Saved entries
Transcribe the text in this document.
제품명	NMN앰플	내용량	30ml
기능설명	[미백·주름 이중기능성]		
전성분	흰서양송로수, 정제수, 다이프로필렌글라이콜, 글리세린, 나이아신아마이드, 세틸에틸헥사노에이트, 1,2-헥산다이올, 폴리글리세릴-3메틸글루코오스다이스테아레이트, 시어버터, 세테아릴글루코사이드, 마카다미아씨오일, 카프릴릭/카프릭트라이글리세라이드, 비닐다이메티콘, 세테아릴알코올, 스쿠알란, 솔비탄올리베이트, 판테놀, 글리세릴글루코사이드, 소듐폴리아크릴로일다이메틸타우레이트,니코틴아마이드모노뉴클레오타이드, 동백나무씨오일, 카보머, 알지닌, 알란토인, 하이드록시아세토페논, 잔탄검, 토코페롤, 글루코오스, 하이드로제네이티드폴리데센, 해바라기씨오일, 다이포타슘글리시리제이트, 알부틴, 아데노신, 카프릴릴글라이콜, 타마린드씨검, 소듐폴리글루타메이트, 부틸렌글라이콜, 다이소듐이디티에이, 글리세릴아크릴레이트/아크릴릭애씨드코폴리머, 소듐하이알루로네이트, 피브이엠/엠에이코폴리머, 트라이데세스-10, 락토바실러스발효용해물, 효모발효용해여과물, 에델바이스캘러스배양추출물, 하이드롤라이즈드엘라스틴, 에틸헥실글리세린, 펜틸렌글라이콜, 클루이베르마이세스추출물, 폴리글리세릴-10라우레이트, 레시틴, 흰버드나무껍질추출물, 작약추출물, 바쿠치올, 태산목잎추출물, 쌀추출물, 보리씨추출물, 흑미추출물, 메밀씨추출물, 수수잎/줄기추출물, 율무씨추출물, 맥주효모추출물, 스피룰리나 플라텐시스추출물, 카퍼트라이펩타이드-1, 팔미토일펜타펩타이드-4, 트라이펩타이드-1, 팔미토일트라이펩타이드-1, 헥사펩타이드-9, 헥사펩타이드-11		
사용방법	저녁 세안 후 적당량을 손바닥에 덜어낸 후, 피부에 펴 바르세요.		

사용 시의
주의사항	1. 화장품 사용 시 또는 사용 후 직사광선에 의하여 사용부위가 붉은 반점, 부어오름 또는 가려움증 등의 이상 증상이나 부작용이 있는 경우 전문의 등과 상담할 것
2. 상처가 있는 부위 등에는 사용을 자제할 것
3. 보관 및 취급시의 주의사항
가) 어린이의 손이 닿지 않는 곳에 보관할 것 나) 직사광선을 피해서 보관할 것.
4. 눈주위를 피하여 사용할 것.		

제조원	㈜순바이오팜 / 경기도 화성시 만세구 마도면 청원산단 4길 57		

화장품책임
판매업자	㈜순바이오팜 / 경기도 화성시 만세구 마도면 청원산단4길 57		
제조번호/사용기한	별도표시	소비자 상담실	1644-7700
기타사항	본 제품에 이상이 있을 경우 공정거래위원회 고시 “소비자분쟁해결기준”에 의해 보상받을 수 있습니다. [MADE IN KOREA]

» SHORT TASK
Provide the number of lines containing the string "주의사항", with no other output.

» SOLUTION TO THIS PROBLEM
2